▸ Exercise aim
Answer these questions using the Ducktail malware article.
1. On which platform did the attackers send the target a private message containing a ZIP archive?
2. How large were the shortcuts inside the archive?
3. What were the two core payloads that were downloaded and executed?

***** Exercise passage *****

Beware of LinkedIn: Ducktail Malware’s Sneaky ZIP Attack Revealed

In December 2023, the cybersecurity community was alerted to a new form of cyber threat – the Ducktail malware. This incident, detected by the eSentire Threat Response Unit (TRU), targeted a digital marketing professional, revealing the sophisticated mechanisms of this malware and underscoring the vulnerabilities in professional networks.

Ducktail began its infiltration through a seemingly innocuous channel – LinkedIn. The attackers sent a private message to the target containing a ZIP archive. This method of delivery highlights a new frontier in cyber attacks, exploiting professional networks and platforms for malware distribution. The use of LinkedIn, a platform known for its professional credibility, marks a concerning trend in how attackers are evolving their strategies to breach defenses.

Project information records and working contracts.lnk contents | Image: TRU

The archive contained bloated shortcuts, over 800MB in size, with batch scripts executing PowerShell commands. These shortcuts were the initial step in a complex attack chain. Upon decoding, these scripts led to the download of additional PowerShell scripts from suspicious URLs. These scripts had two primary functions: to bypass User Account Control (UAC) settings and to execute administrative privileges based on the system’s UAC status.

The Ducktail malware showcased a meticulous approach to evading detection. It checked the system’s UAC settings from the registry and employed techniques to bypass UAC. If UAC was disabled, it downloaded and executed a file with administrative privileges. If UAC was enabled, it used fodhelper.exe, a known method for bypassing UAC on Windows, to overwrite legitimate system files with malicious ones.

The culmination of this attack involved the downloading and execution of two core payloads – ‘mainbot.exe’ and ‘myRdpService.exe’. These .NET payloads, compiled using native Ahead-Of-Time (AOT) compilation, made the analysis process more complicated. The payloads were responsible for establishing a connection with the command-and-control server, executing remote commands, and potentially exfiltrating data. This functionality highlights the risk of sensitive information theft and the need for robust network monitoring and data loss prevention strategies.

The Ducktail malware incident teaches us several critical lessons:

• Professional networks are not immune to cyber threats. The creativity of attackers in exploiting these platforms calls for heightened caution when interacting with unsolicited messages and attachments.
• The creation of scheduled tasks and services along with techniques to bypass UAC indicates a focus on avoiding detection and maintaining persistence on infected systems.
• The ability to query Windows Management Instrumentation for active antivirus products and add exclusion paths to Windows Defender reveals an intent to circumvent standard security defenses.

***** Dataset records *****

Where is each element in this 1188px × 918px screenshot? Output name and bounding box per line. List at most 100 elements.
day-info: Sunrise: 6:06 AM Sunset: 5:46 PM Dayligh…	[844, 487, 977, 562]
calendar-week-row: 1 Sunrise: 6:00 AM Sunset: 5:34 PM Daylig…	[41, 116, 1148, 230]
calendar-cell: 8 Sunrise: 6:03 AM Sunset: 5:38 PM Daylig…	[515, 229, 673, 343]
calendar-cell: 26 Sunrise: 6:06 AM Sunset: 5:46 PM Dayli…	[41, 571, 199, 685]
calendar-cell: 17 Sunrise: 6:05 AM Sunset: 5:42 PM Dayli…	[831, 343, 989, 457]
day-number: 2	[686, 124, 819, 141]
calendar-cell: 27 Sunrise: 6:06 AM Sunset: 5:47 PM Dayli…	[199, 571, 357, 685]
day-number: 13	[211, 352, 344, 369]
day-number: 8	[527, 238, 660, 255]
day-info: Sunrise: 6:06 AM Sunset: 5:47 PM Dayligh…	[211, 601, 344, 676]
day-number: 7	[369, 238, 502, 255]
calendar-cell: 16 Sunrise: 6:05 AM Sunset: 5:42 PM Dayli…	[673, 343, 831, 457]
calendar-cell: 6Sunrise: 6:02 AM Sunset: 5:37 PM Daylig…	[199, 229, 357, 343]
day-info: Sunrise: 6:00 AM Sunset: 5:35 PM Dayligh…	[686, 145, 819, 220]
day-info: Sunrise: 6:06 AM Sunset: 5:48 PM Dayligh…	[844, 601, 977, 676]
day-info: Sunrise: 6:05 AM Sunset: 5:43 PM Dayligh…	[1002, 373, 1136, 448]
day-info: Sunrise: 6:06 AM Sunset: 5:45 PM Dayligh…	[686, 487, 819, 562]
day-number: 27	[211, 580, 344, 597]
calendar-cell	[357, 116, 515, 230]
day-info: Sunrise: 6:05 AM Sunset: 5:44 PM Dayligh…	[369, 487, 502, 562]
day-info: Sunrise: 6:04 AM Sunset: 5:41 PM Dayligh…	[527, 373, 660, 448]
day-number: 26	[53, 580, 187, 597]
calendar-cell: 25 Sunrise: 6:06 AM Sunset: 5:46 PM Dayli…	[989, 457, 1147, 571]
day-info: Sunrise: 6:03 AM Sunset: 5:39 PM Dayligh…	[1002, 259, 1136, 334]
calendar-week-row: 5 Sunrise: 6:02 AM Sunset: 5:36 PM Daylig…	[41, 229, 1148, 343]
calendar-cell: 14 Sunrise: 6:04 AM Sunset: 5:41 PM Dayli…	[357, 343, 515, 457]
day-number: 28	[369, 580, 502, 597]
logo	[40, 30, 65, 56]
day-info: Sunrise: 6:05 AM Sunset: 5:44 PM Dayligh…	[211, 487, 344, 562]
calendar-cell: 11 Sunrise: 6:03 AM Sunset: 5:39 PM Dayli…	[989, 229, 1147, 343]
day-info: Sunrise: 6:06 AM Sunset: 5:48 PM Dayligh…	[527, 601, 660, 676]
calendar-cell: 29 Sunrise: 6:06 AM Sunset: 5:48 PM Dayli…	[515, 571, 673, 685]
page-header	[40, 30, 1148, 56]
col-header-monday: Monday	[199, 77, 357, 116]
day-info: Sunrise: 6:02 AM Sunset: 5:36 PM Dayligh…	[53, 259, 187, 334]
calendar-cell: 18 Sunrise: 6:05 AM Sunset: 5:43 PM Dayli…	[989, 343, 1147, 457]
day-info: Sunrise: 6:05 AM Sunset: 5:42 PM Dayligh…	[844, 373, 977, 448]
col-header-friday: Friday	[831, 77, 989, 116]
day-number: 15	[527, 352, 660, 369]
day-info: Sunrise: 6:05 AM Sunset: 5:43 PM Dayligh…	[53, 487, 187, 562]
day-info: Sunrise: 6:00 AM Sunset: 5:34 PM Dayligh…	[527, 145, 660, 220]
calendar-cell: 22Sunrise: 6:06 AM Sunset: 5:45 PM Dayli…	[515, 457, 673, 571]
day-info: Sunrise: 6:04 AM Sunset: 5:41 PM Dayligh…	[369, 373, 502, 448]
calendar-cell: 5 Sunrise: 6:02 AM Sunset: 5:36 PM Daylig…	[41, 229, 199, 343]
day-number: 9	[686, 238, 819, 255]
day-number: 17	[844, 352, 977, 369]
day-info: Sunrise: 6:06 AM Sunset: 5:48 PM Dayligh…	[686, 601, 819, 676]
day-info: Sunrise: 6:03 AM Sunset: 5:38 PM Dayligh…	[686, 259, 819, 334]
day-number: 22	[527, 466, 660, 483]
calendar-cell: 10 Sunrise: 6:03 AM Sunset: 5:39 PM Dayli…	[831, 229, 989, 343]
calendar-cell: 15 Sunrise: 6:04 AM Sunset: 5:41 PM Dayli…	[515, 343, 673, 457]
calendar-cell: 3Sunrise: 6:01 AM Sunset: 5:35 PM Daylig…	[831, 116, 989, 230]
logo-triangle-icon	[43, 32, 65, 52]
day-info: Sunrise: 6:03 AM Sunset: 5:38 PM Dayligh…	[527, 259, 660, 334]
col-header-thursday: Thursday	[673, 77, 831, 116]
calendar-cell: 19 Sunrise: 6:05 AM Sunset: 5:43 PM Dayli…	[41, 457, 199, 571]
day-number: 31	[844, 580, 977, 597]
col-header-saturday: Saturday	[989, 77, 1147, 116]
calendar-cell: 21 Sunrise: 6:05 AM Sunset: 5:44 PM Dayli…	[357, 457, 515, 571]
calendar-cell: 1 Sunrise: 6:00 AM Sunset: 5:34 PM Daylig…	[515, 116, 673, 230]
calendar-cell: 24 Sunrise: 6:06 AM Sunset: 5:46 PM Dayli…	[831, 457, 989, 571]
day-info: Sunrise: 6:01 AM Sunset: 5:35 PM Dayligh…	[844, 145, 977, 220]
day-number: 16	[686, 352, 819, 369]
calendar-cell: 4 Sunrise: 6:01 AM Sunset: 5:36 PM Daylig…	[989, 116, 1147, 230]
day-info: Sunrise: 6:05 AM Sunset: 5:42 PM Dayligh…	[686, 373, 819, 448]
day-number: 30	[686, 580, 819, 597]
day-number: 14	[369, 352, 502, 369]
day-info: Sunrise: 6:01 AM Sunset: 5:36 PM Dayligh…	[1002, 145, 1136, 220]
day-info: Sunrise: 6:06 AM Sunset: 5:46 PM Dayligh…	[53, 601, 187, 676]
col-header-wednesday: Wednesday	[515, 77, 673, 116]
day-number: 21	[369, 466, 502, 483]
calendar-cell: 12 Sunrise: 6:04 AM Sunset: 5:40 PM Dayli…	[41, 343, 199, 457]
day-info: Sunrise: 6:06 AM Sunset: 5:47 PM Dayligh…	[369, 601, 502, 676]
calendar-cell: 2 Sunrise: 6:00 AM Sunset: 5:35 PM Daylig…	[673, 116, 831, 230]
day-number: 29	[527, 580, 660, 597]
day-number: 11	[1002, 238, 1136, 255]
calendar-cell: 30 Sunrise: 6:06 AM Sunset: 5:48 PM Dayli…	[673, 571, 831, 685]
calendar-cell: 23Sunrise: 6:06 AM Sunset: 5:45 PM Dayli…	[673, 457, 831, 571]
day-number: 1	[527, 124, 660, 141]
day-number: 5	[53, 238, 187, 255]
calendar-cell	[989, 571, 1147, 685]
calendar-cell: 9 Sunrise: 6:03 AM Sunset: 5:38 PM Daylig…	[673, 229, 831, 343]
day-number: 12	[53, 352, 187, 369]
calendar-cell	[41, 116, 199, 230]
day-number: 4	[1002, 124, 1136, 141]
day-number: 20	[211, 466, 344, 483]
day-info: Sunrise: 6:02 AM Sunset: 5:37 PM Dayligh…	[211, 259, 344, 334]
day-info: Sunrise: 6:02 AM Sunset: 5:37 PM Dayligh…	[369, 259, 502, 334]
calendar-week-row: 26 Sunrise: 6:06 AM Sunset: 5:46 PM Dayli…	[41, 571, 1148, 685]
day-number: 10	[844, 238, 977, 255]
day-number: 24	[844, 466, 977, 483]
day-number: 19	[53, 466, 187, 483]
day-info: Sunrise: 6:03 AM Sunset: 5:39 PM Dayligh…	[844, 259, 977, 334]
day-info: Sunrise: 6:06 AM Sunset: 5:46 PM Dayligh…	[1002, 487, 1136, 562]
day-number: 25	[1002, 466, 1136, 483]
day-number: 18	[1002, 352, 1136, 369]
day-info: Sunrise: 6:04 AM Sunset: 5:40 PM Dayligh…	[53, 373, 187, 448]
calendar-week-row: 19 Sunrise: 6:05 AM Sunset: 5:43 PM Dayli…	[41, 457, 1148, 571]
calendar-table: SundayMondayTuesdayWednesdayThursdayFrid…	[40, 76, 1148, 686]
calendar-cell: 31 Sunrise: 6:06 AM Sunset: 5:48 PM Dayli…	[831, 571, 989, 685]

*****

▸ Completed task
1. LinkedIn.
2. Over 800MB.
3. 'mainbot.exe' and 'myRdpService.exe'.